"""

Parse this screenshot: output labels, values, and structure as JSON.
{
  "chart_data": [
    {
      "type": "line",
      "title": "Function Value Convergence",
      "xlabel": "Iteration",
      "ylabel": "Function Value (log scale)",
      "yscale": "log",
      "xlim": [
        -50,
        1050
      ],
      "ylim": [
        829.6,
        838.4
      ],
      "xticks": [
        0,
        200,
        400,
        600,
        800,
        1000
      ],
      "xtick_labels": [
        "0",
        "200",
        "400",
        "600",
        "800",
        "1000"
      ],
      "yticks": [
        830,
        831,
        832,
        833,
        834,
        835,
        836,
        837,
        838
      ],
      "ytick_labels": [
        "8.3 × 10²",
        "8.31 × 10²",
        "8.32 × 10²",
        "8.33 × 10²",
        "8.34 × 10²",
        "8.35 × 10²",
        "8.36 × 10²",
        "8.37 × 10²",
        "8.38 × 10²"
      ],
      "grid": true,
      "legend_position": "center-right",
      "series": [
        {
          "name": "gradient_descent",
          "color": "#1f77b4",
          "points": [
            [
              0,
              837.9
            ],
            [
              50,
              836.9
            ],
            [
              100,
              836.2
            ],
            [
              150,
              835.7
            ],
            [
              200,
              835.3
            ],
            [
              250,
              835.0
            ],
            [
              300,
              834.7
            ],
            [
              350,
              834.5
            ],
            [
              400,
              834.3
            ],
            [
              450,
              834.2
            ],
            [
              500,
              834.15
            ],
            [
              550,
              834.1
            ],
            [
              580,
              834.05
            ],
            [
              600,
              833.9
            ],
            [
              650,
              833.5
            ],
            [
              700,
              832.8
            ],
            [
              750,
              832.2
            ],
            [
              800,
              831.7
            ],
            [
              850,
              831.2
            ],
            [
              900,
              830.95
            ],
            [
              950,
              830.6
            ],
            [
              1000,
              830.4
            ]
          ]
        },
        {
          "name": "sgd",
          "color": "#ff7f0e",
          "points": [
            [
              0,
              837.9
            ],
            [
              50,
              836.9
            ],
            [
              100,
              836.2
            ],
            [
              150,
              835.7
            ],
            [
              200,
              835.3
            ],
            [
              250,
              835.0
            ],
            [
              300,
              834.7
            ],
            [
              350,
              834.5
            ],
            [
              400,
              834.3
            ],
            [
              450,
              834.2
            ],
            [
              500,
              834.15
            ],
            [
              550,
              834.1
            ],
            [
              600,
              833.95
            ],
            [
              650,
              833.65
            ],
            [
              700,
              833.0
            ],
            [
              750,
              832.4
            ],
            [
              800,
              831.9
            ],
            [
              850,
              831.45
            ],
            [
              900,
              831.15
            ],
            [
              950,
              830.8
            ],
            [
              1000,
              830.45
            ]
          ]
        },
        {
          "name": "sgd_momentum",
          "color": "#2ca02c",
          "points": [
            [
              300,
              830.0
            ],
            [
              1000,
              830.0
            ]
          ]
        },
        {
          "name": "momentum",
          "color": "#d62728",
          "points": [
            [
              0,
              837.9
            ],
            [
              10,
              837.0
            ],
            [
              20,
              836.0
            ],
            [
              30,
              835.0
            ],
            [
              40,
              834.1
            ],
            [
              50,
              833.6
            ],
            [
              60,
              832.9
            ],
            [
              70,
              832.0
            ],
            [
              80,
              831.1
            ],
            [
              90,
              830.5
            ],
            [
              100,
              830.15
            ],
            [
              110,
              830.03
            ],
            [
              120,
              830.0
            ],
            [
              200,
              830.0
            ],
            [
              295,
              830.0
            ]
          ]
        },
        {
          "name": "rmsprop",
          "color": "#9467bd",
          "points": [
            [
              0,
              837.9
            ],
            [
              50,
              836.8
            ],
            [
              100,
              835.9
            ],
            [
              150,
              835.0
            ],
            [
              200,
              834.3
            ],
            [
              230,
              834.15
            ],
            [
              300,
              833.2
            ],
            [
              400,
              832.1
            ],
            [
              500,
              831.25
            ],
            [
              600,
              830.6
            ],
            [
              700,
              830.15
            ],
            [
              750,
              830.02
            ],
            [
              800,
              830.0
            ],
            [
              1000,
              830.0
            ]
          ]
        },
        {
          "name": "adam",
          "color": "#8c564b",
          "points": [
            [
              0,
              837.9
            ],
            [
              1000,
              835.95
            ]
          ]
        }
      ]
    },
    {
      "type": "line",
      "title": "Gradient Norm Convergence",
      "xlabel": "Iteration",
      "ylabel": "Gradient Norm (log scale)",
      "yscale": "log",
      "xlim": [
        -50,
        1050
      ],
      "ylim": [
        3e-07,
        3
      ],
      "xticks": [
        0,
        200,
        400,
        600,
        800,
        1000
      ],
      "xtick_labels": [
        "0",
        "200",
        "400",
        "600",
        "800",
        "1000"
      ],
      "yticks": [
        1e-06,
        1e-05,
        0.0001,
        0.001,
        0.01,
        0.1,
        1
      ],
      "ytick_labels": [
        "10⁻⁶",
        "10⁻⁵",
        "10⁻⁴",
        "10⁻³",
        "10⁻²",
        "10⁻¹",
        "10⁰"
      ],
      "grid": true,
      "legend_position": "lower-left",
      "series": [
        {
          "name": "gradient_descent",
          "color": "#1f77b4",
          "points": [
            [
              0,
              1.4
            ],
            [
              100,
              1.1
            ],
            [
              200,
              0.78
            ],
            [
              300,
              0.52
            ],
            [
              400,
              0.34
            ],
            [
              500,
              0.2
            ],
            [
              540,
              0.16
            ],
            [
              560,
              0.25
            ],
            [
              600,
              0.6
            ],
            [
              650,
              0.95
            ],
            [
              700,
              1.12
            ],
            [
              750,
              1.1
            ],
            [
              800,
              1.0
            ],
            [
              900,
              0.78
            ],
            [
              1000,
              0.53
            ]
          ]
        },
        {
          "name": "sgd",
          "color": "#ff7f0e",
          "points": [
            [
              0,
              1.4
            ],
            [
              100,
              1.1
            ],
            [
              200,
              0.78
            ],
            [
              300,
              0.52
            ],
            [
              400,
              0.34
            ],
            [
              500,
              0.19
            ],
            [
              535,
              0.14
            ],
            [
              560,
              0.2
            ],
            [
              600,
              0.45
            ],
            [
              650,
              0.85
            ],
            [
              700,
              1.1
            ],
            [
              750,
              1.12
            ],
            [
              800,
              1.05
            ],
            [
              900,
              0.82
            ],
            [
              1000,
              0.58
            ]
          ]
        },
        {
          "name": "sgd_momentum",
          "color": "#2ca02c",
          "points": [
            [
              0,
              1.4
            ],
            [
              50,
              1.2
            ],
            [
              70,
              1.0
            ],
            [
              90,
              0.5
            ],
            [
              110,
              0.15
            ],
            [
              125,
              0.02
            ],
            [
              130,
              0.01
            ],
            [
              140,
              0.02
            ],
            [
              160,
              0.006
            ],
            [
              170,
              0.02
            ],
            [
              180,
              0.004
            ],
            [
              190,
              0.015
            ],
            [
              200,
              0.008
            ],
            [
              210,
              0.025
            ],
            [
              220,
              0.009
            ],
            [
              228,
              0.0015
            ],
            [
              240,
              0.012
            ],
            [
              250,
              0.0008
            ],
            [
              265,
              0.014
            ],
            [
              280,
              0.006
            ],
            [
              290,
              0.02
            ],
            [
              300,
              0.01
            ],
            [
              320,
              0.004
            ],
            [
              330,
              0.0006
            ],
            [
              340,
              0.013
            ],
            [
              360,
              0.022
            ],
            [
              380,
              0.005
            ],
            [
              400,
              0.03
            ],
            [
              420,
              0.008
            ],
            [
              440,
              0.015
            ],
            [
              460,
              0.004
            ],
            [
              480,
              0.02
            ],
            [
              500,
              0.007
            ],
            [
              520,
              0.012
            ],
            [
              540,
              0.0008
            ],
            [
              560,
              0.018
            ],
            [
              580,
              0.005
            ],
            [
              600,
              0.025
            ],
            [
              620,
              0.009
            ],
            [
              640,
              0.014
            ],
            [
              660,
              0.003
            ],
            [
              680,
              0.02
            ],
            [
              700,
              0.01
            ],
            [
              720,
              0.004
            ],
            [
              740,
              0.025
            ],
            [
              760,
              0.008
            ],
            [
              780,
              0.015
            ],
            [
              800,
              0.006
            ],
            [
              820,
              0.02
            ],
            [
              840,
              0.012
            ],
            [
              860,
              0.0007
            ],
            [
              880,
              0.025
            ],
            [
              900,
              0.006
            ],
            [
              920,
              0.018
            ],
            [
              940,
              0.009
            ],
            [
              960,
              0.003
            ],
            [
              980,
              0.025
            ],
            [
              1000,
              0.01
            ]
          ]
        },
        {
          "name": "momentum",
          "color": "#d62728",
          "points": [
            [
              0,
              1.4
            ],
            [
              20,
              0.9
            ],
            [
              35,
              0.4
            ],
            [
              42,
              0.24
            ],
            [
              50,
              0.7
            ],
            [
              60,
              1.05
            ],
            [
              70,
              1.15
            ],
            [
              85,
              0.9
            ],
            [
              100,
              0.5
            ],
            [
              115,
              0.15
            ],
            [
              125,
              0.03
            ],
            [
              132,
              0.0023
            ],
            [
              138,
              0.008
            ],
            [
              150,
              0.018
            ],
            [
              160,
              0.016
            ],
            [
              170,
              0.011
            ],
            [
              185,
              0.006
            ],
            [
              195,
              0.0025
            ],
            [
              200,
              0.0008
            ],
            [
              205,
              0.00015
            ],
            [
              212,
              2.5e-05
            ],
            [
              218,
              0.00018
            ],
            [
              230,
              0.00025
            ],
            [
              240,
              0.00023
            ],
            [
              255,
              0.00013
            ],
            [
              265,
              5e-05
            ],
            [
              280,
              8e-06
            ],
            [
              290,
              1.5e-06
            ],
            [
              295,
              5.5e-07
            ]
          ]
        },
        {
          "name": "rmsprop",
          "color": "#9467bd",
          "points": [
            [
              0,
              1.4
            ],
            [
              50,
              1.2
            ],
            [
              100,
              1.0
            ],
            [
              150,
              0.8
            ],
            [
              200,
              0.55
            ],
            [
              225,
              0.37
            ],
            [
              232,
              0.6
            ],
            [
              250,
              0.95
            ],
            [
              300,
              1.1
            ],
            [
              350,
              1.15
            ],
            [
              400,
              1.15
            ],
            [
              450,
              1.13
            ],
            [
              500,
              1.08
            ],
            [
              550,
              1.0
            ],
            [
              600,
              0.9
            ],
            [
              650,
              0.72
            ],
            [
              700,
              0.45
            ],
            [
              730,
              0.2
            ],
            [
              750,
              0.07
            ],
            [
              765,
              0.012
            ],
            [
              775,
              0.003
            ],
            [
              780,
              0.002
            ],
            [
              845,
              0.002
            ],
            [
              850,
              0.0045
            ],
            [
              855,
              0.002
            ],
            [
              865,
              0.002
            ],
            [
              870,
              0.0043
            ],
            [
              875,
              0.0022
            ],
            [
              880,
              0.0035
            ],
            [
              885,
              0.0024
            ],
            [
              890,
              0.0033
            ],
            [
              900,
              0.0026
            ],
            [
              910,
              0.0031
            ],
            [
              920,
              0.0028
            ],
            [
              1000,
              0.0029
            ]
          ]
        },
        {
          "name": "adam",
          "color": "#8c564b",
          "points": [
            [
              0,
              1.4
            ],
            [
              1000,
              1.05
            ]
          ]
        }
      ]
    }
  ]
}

"""

DIRECTIVE: Report the number of lines in the listing above that include the word "Convergence", and nothing else.

WRITTEN RESPONSE: 2